**EXTRACT:**
⟨

One of the fundamental operations in image neural networks is the operation of convolution, where a filter slides across the receptive field, activating on particular features. This is incredibly useful because it allows us to recycle filters, without having to train neurons on each piece of the receptive field.

It seems like such an operation is mechanically impossible within the human visual cortex. From the paper How does the brain solve visual object recognition - DiCarlo, et. al., the brain opts to instead use a massive amount of neurons in each layer, most of which are redundant in that many neurons detect the same feature at different locations. This is clearly unscalable to apply everywhere, so only about 10% of the visual field concentrates these neurons.

On the other hand, we do have the ability to perform convolutions by moving our eyes. So in effect, we can jitter our eyes thereby applying the same neurons to different parts of the scene infront of us. I would think that this, combined with short-term memory can help us process images.

⟩

**EXTRACTED MATERIAL:**

⟨

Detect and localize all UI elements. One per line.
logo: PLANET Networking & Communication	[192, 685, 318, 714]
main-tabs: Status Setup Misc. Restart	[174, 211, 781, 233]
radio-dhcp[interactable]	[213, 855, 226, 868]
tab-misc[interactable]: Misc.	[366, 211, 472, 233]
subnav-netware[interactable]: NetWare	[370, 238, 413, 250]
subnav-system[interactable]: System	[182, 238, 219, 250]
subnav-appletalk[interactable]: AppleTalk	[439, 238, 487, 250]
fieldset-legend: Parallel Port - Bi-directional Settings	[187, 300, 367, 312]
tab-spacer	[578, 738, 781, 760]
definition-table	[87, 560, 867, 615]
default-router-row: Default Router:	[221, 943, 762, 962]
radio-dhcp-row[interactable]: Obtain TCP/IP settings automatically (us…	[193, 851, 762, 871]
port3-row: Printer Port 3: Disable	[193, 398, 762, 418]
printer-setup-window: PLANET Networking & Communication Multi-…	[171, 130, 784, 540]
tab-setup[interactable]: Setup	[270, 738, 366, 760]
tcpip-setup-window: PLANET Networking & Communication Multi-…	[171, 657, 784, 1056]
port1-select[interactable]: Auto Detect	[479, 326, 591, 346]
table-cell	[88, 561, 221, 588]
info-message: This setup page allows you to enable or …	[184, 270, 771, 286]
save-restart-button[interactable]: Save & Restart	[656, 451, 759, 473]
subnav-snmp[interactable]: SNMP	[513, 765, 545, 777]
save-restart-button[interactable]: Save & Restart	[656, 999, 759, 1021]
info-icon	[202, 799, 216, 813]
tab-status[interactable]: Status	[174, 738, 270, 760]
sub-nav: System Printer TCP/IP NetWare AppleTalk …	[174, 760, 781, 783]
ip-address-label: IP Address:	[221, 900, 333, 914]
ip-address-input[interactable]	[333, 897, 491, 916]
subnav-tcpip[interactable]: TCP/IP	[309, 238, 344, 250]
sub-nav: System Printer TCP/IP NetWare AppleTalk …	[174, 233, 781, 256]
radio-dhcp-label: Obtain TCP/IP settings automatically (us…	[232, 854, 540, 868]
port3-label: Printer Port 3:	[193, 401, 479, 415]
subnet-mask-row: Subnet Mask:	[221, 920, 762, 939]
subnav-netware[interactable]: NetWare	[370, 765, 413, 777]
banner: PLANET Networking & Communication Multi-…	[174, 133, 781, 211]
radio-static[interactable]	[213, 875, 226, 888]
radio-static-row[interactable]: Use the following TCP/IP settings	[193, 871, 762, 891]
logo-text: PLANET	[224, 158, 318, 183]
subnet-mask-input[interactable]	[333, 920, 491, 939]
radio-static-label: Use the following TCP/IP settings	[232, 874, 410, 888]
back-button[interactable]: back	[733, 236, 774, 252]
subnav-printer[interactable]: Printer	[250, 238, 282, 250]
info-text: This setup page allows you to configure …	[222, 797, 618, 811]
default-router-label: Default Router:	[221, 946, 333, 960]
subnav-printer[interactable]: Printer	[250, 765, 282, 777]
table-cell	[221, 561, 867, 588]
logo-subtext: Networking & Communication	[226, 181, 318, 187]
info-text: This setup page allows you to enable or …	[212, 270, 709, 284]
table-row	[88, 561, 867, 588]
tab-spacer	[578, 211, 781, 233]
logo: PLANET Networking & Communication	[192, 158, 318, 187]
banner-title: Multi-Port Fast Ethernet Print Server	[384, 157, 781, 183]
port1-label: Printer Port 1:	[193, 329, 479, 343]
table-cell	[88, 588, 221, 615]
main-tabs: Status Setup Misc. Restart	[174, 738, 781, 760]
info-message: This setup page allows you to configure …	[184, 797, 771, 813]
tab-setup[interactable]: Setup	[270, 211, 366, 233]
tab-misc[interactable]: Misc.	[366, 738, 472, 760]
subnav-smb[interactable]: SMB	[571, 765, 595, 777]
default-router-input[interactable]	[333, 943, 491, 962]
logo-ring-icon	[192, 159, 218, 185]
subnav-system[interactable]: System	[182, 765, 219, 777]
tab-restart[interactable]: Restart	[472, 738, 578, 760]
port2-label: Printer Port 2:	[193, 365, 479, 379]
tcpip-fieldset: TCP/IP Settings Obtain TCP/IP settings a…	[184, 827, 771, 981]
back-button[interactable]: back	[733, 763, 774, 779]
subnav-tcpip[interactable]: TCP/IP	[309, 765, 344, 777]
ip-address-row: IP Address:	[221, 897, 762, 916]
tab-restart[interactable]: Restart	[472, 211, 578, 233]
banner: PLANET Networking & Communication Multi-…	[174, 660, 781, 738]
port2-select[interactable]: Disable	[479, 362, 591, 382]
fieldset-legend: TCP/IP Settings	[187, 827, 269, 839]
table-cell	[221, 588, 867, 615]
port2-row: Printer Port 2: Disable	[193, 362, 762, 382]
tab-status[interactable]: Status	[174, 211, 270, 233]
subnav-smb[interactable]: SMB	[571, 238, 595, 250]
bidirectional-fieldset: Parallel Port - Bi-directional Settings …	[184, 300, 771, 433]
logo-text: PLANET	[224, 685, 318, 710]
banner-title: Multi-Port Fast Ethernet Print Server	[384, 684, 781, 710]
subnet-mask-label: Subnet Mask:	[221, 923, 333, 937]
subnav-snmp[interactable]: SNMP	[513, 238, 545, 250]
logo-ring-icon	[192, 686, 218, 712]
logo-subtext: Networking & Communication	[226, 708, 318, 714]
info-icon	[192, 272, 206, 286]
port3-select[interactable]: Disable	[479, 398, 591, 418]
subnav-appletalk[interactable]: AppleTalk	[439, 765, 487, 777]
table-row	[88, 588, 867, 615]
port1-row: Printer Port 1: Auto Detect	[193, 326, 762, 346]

⟩

**ASSIGNED TASK A:**
Do these statements agree with the post about convolution and the visual cortex? For each, answer yes or no and quote the words from the post that decide it.
(i) Convolution lets filters be reused without training neurons on each piece of the receptive field.
(ii) The redundant neurons are spread evenly across the whole visual field.
(iii) The post draws on a paper by DiCarlo and others.
**ASSIGNED TASK B:**
Answer these questions from the post about convolution and the visual cortex:
(i) In convolution, what slides across the receptive field?
(ii) What does the brain use in each layer instead?
(iii) What does the writer think, combined with moving our eyes, can help us process images?
**ASSIGNED TASK C:**
Resume the post about convolution and the visual cortex after its final sentence.

**OUTPUT A:**
(i) Yes: "it allows us to recycle filters, without having to train neurons on each piece of the receptive field"
(ii) No: "only about 10% of the visual field concentrates these neurons"
(iii) Yes: "From the paper How does the brain solve visual object recognition - DiCarlo, et. al."

**OUTPUT B:**
(i) A filter.
(ii) A massive amount of neurons, many of which detect the same feature at different locations.
(iii) Short-term memory.

**OUTPUT C:**
Suppose I force a subject to focus their eyes on the center of some common object (e.g. a car), such that the object is within the center 10% of our visual field. Are there situations where the brain is unable to process what the object is, without jittering our eyes? Said another way, how much visual processing are we able to do without any physical movement of our eyes or head?

I'm interested in understanding this question because I'm not convinced that even the massive amount of neurons in the visual cortex are sufficient for visually parsing the object. Whereas by (even slightly) shifting the object in our vision, the combined featurizations from each location would significantly reduce the computational complexity.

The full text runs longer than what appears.